**Exercise requirements**
Repeat every record below exactly, omitting any pictures.

**Provided records**
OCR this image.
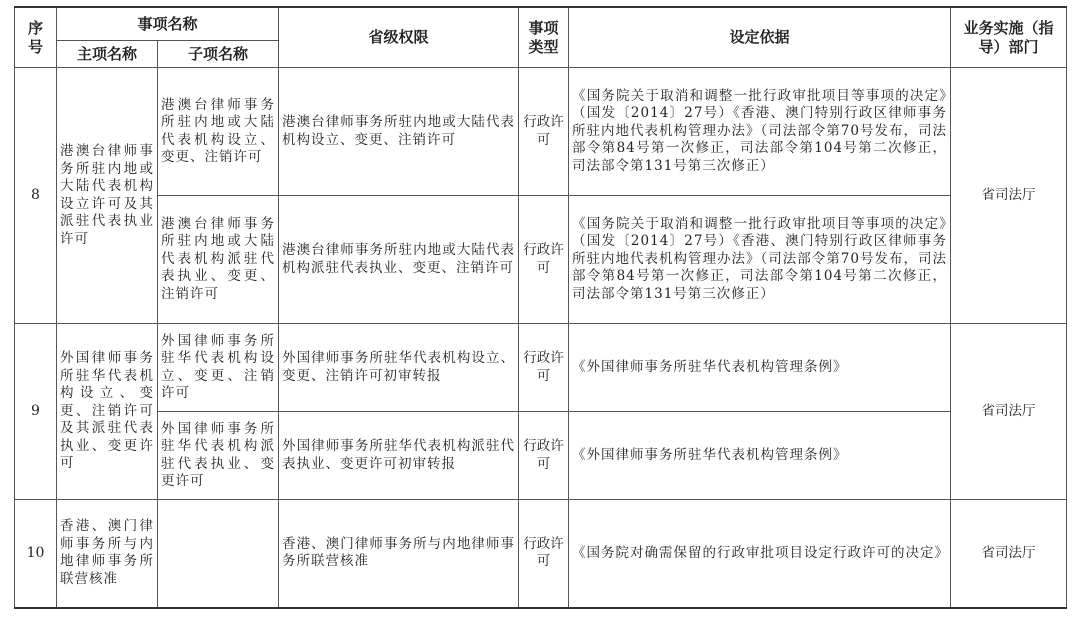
序号	事项名称		省级权限	事项类型	设定依据	业务实施（指导）部门
	主项名称	子项名称				
8	港澳台律师事务所驻内地或大陆代表机构设立许可及其派驻代表执业许可	港澳台律师事务所驻内地或大陆代表机构设立、变更、注销许可	港澳台律师事务所驻内地或大陆代表机构设立、变更、注销许可	行政许可	《国务院关于取消和调整一批行政审批项目等事项的决定》（国发〔2014〕27号）《香港、澳门特别行政区律师事务所驻内地代表机构管理办法》（司法部令第70号发布，司法部令第84号第一次修正，司法部令第104号第二次修正，司法部令第131号第三次修正）	省司法厅
		港澳台律师事务所驻内地或大陆代表机构派驻代表执业、变更、注销许可	港澳台律师事务所驻内地或大陆代表机构派驻代表执业、变更、注销许可	行政许可	《国务院关于取消和调整一批行政审批项目等事项的决定》（国发〔2014〕27号）《香港、澳门特别行政区律师事务所驻内地代表机构管理办法》（司法部令第70号发布，司法部令第84号第一次修正，司法部令第104号第二次修正，司法部令第131号第三次修正）	
9	外国律师事务所驻华代表机构设立、变更、注销许可及其派驻代表执业、变更许可	外国律师事务所驻华代表机构设立、变更、注销许可	外国律师事务所驻华代表机构设立、变更、注销许可初审转报	行政许可	《外国律师事务所驻华代表机构管理条例》	省司法厅
		外国律师事务所驻华代表机构派驻代表执业、变更许可	外国律师事务所驻华代表机构派驻代表执业、变更许可初审转报	行政许可	《外国律师事务所驻华代表机构管理条例》	
10	香港、澳门律师事务所与内地律师事务所联营核准		香港、澳门律师事务所与内地律师事务所联营核准	行政许可	《国务院对确需保留的行政审批项目设定行政许可的决定》	省司法厅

**Written response**
OCR this image.
序号	事项名称		省级权限	事项类型	设定依据	业务实施（指导）部门
	主项名称	子项名称				
8	港澳台律师事务所驻内地或大陆代表机构设立许可及其派驻代表执业许可	港澳台律师事务所驻内地或大陆代表机构设立、变更、注销许可	港澳台律师事务所驻内地或大陆代表机构设立、变更、注销许可	行政许可	《国务院关于取消和调整一批行政审批项目等事项的决定》（国发〔2014〕27号）《香港、澳门特别行政区律师事务所驻内地代表机构管理办法》（司法部令第70号发布，司法部令第84号第一次修正，司法部令第104号第二次修正，司法部令第131号第三次修正）	省司法厅
		港澳台律师事务所驻内地或大陆代表机构派驻代表执业、变更、注销许可	港澳台律师事务所驻内地或大陆代表机构派驻代表执业、变更、注销许可	行政许可	《国务院关于取消和调整一批行政审批项目等事项的决定》（国发〔2014〕27号）《香港、澳门特别行政区律师事务所驻内地代表机构管理办法》（司法部令第70号发布，司法部令第84号第一次修正，司法部令第104号第二次修正，司法部令第131号第三次修正）	
9	外国律师事务所驻华代表机构设立、变更、注销许可及其派驻代表执业、变更许可	外国律师事务所驻华代表机构设立、变更、注销许可	外国律师事务所驻华代表机构设立、变更、注销许可初审转报	行政许可	《外国律师事务所驻华代表机构管理条例》	省司法厅
		外国律师事务所驻华代表机构派驻代表执业、变更许可	外国律师事务所驻华代表机构派驻代表执业、变更许可初审转报	行政许可	《外国律师事务所驻华代表机构管理条例》	
10	香港、澳门律师事务所与内地律师事务所联营核准		香港、澳门律师事务所与内地律师事务所联营核准	行政许可	《国务院对确需保留的行政审批项目设定行政许可的决定》	省司法厅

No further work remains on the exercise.